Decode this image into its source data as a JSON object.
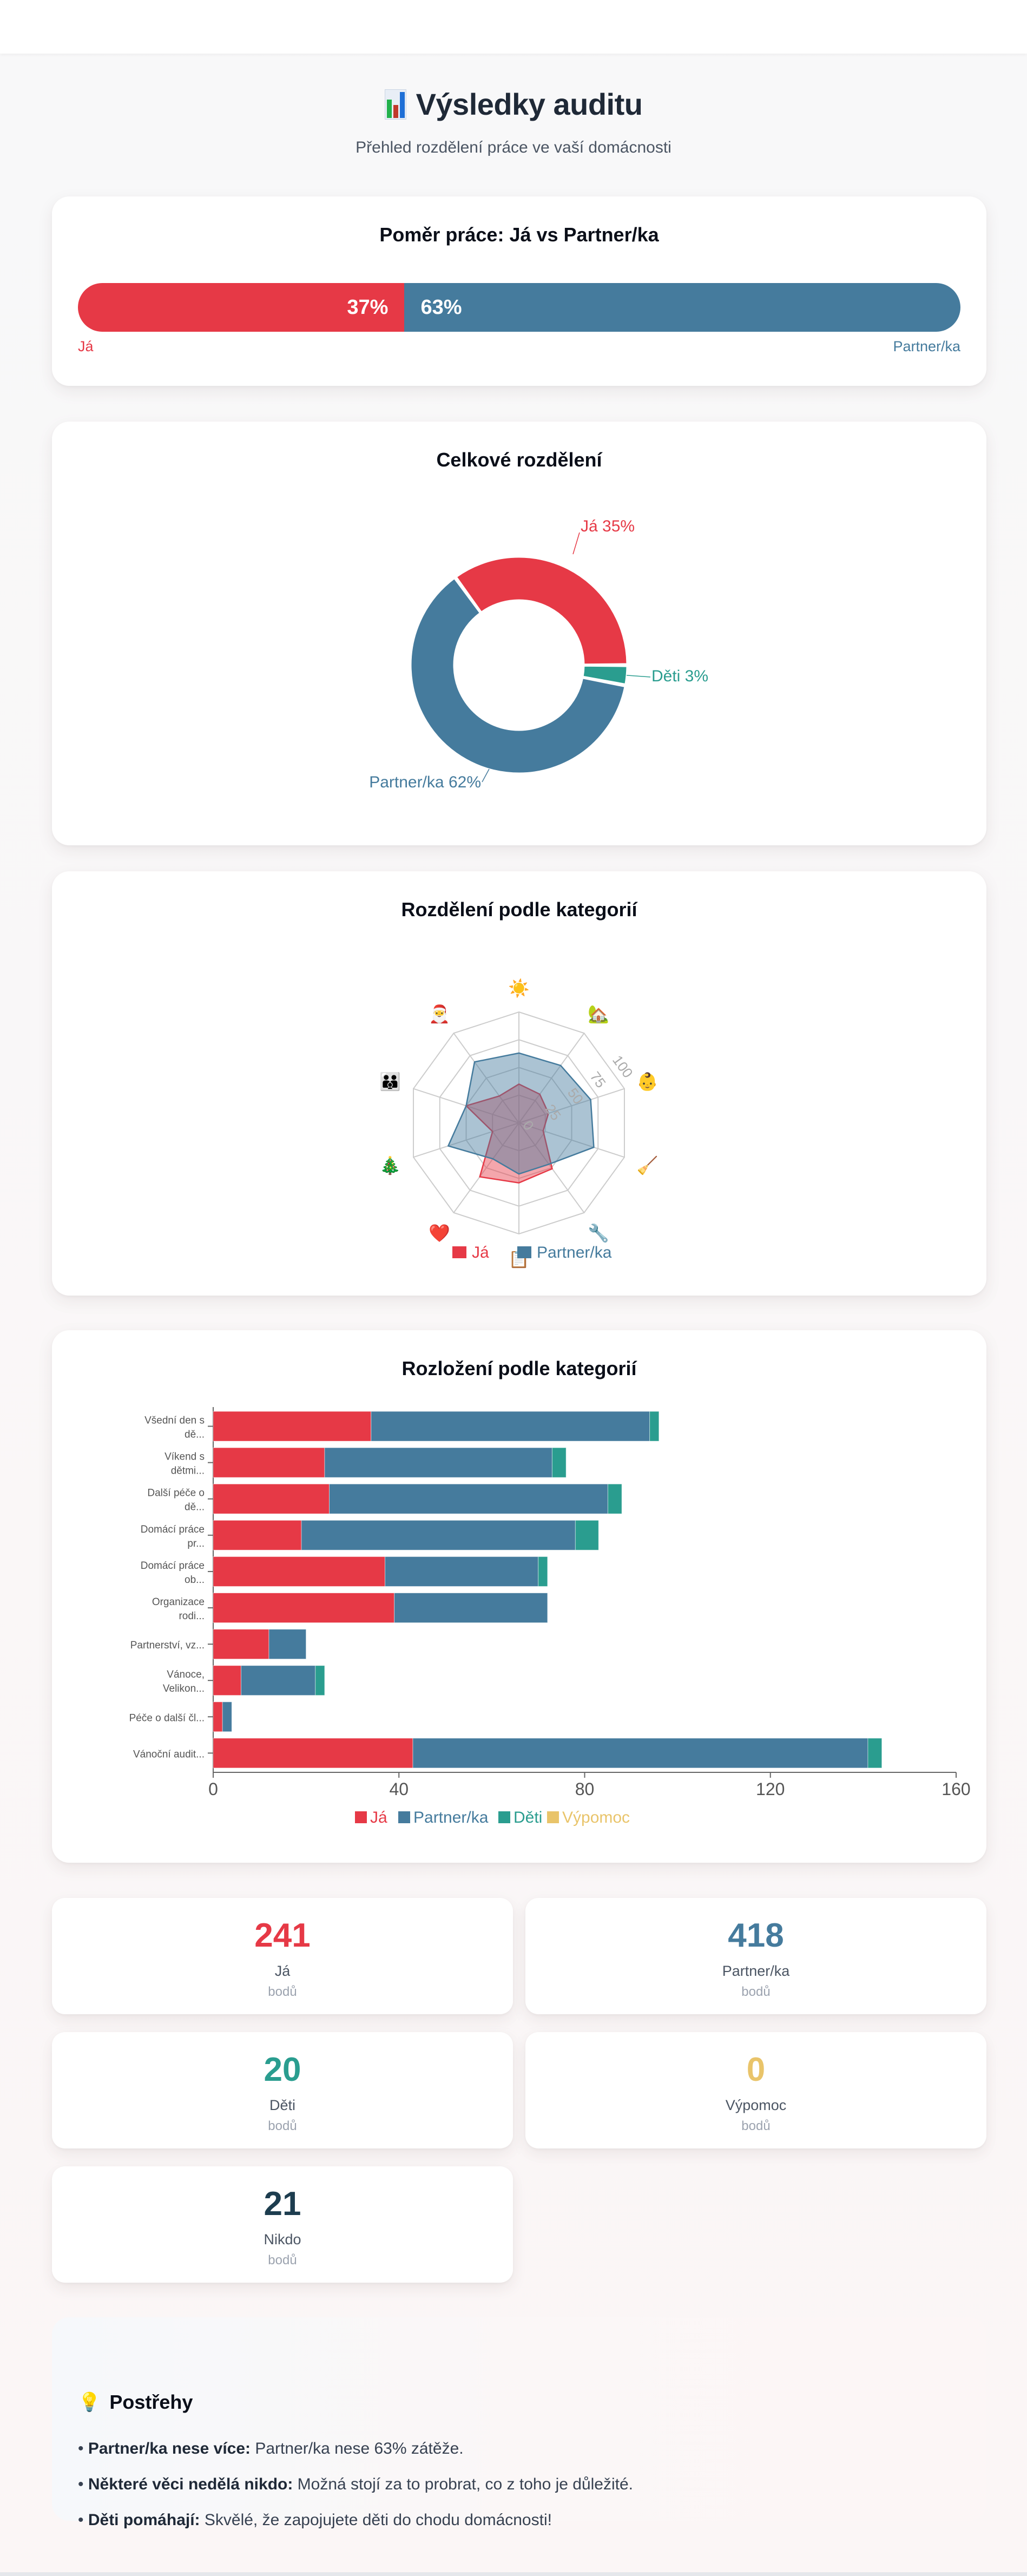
{
  "header": {
    "title": "Výsledky auditu",
    "title_icon": "bar-chart-icon",
    "subtitle": "Přehled rozdělení práce ve vaší domácnosti"
  },
  "colors": {
    "me": "#e63946",
    "partner": "#457b9d",
    "kids": "#2a9d8f",
    "help": "#e9c46a",
    "nobody": "#1d3d4f"
  },
  "ratio": {
    "title": "Poměr práce: Já vs Partner/ka",
    "me_label": "Já",
    "partner_label": "Partner/ka",
    "me_percent": 37,
    "partner_percent": 63,
    "me_text": "37%",
    "partner_text": "63%"
  },
  "chart_data": [
    {
      "type": "pie",
      "title": "Celkové rozdělení",
      "donut": true,
      "slices": [
        {
          "label": "Já",
          "value": 35,
          "text": "Já 35%"
        },
        {
          "label": "Děti",
          "value": 3,
          "text": "Děti 3%"
        },
        {
          "label": "Partner/ka",
          "value": 62,
          "text": "Partner/ka 62%"
        }
      ]
    },
    {
      "type": "radar",
      "title": "Rozdělení podle kategorií",
      "axes": [
        "☀️",
        "🏡",
        "👶",
        "🧹",
        "🔧",
        "📋",
        "❤️",
        "🎄",
        "👪",
        "🎅"
      ],
      "axis_names": [
        "sun",
        "house-garden",
        "baby",
        "broom",
        "wrench",
        "clipboard",
        "heart",
        "christmas-tree",
        "family",
        "santa"
      ],
      "range": [
        0,
        100
      ],
      "ticks": [
        "0",
        "25",
        "50",
        "75",
        "100"
      ],
      "series": [
        {
          "name": "Já",
          "values": [
            35,
            32,
            28,
            23,
            51,
            54,
            60,
            25,
            50,
            30
          ]
        },
        {
          "name": "Partner/ka",
          "values": [
            63,
            64,
            68,
            71,
            46,
            46,
            40,
            67,
            50,
            68
          ]
        }
      ],
      "legend": "bottom"
    },
    {
      "type": "bar",
      "orientation": "horizontal",
      "stacked": true,
      "title": "Rozložení podle kategorií",
      "categories": [
        "Všední den s dě...",
        "Víkend s dětmi...",
        "Další péče o dě...",
        "Domácí práce pr...",
        "Domácí práce ob...",
        "Organizace rodi...",
        "Partnerství, vz...",
        "Vánoce, Velikon...",
        "Péče o další čl...",
        "Vánoční audit..."
      ],
      "series": [
        {
          "name": "Já",
          "values": [
            34,
            24,
            25,
            19,
            37,
            39,
            12,
            6,
            2,
            43
          ]
        },
        {
          "name": "Partner/ka",
          "values": [
            60,
            49,
            60,
            59,
            33,
            33,
            8,
            16,
            2,
            98
          ]
        },
        {
          "name": "Děti",
          "values": [
            2,
            3,
            3,
            5,
            2,
            0,
            0,
            2,
            0,
            3
          ]
        },
        {
          "name": "Výpomoc",
          "values": [
            0,
            0,
            0,
            0,
            0,
            0,
            0,
            0,
            0,
            0
          ]
        }
      ],
      "xlim": [
        0,
        160
      ],
      "xticks": [
        "0",
        "40",
        "80",
        "120",
        "160"
      ],
      "legend": "bottom"
    }
  ],
  "stats": [
    {
      "value": "241",
      "label": "Já",
      "unit": "bodů",
      "color_key": "me"
    },
    {
      "value": "418",
      "label": "Partner/ka",
      "unit": "bodů",
      "color_key": "partner"
    },
    {
      "value": "20",
      "label": "Děti",
      "unit": "bodů",
      "color_key": "kids"
    },
    {
      "value": "0",
      "label": "Výpomoc",
      "unit": "bodů",
      "color_key": "help"
    },
    {
      "value": "21",
      "label": "Nikdo",
      "unit": "bodů",
      "color_key": "nobody"
    }
  ],
  "insights": {
    "title": "Postřehy",
    "icon": "lightbulb-icon",
    "items": [
      {
        "bold": "Partner/ka nese více:",
        "text": " Partner/ka nese 63% zátěže."
      },
      {
        "bold": "Některé věci nedělá nikdo:",
        "text": " Možná stojí za to probrat, co z toho je důležité."
      },
      {
        "bold": "Děti pomáhají:",
        "text": " Skvělé, že zapojujete děti do chodu domácnosti!"
      }
    ]
  }
}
= = = = =
### Task brief
Write only the number of lines in the data above that include "kategorií".

### Result for this exercise
2